## WHAT TO PRODUCE
Put each line of the items below into a numbered list, and leave out any blank lines.

Dataset records:
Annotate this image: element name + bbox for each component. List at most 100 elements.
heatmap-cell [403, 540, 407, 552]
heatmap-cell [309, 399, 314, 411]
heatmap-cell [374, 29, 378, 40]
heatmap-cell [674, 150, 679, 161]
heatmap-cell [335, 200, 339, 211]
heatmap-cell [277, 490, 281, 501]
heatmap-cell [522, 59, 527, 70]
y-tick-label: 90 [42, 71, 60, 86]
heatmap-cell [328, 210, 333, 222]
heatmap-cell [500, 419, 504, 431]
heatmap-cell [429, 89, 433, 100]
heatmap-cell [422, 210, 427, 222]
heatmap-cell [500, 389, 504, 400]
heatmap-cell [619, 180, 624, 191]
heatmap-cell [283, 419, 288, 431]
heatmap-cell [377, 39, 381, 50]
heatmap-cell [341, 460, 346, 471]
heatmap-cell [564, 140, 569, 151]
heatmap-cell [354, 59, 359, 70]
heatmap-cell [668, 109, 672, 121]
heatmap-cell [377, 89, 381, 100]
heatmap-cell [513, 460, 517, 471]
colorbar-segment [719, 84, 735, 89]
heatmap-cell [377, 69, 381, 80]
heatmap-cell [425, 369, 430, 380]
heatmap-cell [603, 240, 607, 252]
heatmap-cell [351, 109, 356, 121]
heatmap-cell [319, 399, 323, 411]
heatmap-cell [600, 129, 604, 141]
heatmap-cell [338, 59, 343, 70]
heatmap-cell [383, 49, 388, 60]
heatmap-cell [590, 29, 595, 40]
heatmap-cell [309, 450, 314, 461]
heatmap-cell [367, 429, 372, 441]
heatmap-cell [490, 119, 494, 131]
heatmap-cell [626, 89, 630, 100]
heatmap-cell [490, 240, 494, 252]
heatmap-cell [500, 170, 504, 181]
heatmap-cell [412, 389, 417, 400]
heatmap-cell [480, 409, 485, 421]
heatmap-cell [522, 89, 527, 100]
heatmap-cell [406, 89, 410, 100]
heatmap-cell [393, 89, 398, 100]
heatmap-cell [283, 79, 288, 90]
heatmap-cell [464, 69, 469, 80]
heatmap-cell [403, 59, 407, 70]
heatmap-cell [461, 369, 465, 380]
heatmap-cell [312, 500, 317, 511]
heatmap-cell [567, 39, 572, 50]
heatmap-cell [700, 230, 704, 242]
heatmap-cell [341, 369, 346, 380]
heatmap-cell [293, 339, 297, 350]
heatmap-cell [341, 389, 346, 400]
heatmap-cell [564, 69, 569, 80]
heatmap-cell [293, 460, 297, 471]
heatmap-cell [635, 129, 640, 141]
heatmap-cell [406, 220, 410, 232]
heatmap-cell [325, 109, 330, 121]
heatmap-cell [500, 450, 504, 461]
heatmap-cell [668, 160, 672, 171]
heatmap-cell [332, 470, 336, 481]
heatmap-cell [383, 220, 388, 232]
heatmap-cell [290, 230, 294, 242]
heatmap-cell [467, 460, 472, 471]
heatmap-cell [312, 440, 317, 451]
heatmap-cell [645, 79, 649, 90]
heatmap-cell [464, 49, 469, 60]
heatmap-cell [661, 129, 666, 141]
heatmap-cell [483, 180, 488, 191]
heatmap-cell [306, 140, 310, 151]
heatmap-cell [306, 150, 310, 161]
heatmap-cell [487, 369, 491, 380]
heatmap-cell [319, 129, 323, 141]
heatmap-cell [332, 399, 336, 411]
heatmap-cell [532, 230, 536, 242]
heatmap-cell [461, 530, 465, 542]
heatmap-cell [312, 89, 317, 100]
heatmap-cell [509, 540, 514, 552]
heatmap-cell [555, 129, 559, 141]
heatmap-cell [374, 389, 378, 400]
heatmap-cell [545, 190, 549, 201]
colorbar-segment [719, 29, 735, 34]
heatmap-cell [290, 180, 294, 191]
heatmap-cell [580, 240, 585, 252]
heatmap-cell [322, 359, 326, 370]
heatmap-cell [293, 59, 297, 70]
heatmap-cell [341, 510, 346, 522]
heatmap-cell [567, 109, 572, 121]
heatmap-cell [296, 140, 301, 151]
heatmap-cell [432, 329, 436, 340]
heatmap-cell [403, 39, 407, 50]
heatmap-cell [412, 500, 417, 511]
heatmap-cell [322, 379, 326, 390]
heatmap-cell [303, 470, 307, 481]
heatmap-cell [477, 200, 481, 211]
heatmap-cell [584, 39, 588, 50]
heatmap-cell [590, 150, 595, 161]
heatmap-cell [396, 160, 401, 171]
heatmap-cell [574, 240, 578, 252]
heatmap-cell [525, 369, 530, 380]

## TASK RESULT
1. Annotate this image: element name + bbox for each component. List at most 100 elements.
2. heatmap-cell [403, 540, 407, 552]
3. heatmap-cell [309, 399, 314, 411]
4. heatmap-cell [374, 29, 378, 40]
5. heatmap-cell [674, 150, 679, 161]
6. heatmap-cell [335, 200, 339, 211]
7. heatmap-cell [277, 490, 281, 501]
8. heatmap-cell [522, 59, 527, 70]
9. y-tick-label: 90 [42, 71, 60, 86]
10. heatmap-cell [328, 210, 333, 222]
11. heatmap-cell [500, 419, 504, 431]
12. heatmap-cell [429, 89, 433, 100]
13. heatmap-cell [422, 210, 427, 222]
14. heatmap-cell [500, 389, 504, 400]
15. heatmap-cell [619, 180, 624, 191]
16. heatmap-cell [283, 419, 288, 431]
17. heatmap-cell [377, 39, 381, 50]
18. heatmap-cell [341, 460, 346, 471]
19. heatmap-cell [564, 140, 569, 151]
20. heatmap-cell [354, 59, 359, 70]
21. heatmap-cell [668, 109, 672, 121]
22. heatmap-cell [377, 89, 381, 100]
23. heatmap-cell [513, 460, 517, 471]
24. colorbar-segment [719, 84, 735, 89]
25. heatmap-cell [377, 69, 381, 80]
26. heatmap-cell [425, 369, 430, 380]
27. heatmap-cell [603, 240, 607, 252]
28. heatmap-cell [351, 109, 356, 121]
29. heatmap-cell [319, 399, 323, 411]
30. heatmap-cell [600, 129, 604, 141]
31. heatmap-cell [338, 59, 343, 70]
32. heatmap-cell [383, 49, 388, 60]
33. heatmap-cell [590, 29, 595, 40]
34. heatmap-cell [309, 450, 314, 461]
35. heatmap-cell [367, 429, 372, 441]
36. heatmap-cell [490, 119, 494, 131]
37. heatmap-cell [626, 89, 630, 100]
38. heatmap-cell [490, 240, 494, 252]
39. heatmap-cell [500, 170, 504, 181]
40. heatmap-cell [412, 389, 417, 400]
41. heatmap-cell [480, 409, 485, 421]
42. heatmap-cell [522, 89, 527, 100]
43. heatmap-cell [406, 89, 410, 100]
44. heatmap-cell [393, 89, 398, 100]
45. heatmap-cell [283, 79, 288, 90]
46. heatmap-cell [464, 69, 469, 80]
47. heatmap-cell [403, 59, 407, 70]
48. heatmap-cell [461, 369, 465, 380]
49. heatmap-cell [312, 500, 317, 511]
50. heatmap-cell [567, 39, 572, 50]
51. heatmap-cell [700, 230, 704, 242]
52. heatmap-cell [341, 369, 346, 380]
53. heatmap-cell [293, 339, 297, 350]
54. heatmap-cell [341, 389, 346, 400]
55. heatmap-cell [564, 69, 569, 80]
56. heatmap-cell [293, 460, 297, 471]
57. heatmap-cell [635, 129, 640, 141]
58. heatmap-cell [406, 220, 410, 232]
59. heatmap-cell [325, 109, 330, 121]
60. heatmap-cell [500, 450, 504, 461]
61. heatmap-cell [668, 160, 672, 171]
62. heatmap-cell [332, 470, 336, 481]
63. heatmap-cell [383, 220, 388, 232]
64. heatmap-cell [290, 230, 294, 242]
65. heatmap-cell [467, 460, 472, 471]
66. heatmap-cell [312, 440, 317, 451]
67. heatmap-cell [645, 79, 649, 90]
68. heatmap-cell [464, 49, 469, 60]
69. heatmap-cell [661, 129, 666, 141]
70. heatmap-cell [483, 180, 488, 191]
71. heatmap-cell [306, 140, 310, 151]
72. heatmap-cell [306, 150, 310, 161]
73. heatmap-cell [487, 369, 491, 380]
74. heatmap-cell [319, 129, 323, 141]
75. heatmap-cell [332, 399, 336, 411]
76. heatmap-cell [532, 230, 536, 242]
77. heatmap-cell [461, 530, 465, 542]
78. heatmap-cell [312, 89, 317, 100]
79. heatmap-cell [509, 540, 514, 552]
80. heatmap-cell [555, 129, 559, 141]
81. heatmap-cell [374, 389, 378, 400]
82. heatmap-cell [545, 190, 549, 201]
83. colorbar-segment [719, 29, 735, 34]
84. heatmap-cell [290, 180, 294, 191]
85. heatmap-cell [580, 240, 585, 252]
86. heatmap-cell [322, 359, 326, 370]
87. heatmap-cell [293, 59, 297, 70]
88. heatmap-cell [341, 510, 346, 522]
89. heatmap-cell [567, 109, 572, 121]
90. heatmap-cell [296, 140, 301, 151]
91. heatmap-cell [432, 329, 436, 340]
92. heatmap-cell [403, 39, 407, 50]
93. heatmap-cell [412, 500, 417, 511]
94. heatmap-cell [322, 379, 326, 390]
95. heatmap-cell [303, 470, 307, 481]
96. heatmap-cell [477, 200, 481, 211]
97. heatmap-cell [584, 39, 588, 50]
98. heatmap-cell [590, 150, 595, 161]
99. heatmap-cell [396, 160, 401, 171]
100. heatmap-cell [574, 240, 578, 252]
101. heatmap-cell [525, 369, 530, 380]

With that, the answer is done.